The problem: Go through the data below and gather each line containing "Playa".

================

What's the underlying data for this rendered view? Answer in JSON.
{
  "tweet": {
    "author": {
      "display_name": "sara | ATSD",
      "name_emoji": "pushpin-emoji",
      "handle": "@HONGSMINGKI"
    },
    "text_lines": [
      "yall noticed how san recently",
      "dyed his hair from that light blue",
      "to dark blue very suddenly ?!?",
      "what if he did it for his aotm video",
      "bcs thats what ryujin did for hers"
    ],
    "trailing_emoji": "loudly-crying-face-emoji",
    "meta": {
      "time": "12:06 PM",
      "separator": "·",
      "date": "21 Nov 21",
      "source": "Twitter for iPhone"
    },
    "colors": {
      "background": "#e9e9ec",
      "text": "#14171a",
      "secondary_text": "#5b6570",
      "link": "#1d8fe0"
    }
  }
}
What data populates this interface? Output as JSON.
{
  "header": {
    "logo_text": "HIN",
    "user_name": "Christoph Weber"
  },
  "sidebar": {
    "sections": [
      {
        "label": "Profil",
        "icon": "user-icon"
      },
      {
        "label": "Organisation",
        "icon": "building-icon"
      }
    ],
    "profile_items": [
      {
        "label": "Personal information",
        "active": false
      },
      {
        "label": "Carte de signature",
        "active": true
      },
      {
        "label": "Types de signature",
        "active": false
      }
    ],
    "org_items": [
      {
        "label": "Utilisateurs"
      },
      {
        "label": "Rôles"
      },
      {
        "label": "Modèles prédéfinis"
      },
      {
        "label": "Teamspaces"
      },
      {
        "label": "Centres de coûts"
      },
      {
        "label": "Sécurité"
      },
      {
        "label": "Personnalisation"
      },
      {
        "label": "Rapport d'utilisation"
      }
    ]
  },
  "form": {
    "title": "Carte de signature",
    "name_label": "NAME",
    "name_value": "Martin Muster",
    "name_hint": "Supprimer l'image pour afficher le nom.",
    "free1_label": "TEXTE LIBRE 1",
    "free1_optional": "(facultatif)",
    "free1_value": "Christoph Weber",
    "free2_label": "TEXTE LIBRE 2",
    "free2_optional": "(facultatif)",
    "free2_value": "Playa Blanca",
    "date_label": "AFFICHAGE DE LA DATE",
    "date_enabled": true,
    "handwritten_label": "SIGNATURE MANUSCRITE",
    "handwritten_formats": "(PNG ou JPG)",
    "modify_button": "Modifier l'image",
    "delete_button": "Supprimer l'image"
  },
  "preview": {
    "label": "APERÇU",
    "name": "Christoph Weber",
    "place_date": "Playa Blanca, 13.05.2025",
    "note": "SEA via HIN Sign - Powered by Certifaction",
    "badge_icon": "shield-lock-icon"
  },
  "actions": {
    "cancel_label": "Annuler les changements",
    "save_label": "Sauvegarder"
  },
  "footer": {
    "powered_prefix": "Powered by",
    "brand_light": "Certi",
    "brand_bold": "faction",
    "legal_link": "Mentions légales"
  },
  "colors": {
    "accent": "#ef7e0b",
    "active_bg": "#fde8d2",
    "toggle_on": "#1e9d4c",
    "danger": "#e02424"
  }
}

================

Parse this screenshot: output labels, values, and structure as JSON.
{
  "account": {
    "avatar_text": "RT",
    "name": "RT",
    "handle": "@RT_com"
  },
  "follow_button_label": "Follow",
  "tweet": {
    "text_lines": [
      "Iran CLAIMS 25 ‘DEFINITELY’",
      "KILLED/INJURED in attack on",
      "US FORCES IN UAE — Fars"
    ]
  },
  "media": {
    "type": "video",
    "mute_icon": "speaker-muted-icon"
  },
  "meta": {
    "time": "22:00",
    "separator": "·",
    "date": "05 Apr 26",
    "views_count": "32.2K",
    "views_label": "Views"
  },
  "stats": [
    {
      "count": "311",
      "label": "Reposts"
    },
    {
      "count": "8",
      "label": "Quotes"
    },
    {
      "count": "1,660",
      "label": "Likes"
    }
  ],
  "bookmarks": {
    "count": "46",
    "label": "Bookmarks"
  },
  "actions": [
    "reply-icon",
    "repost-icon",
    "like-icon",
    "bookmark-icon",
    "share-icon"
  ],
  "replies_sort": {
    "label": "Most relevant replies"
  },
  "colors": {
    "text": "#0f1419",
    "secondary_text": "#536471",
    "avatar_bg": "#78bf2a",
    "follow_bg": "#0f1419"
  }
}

================

Exercise response:
    "free2_value": "Playa Blanca",
    "place_date": "Playa Blanca, 13.05.2025",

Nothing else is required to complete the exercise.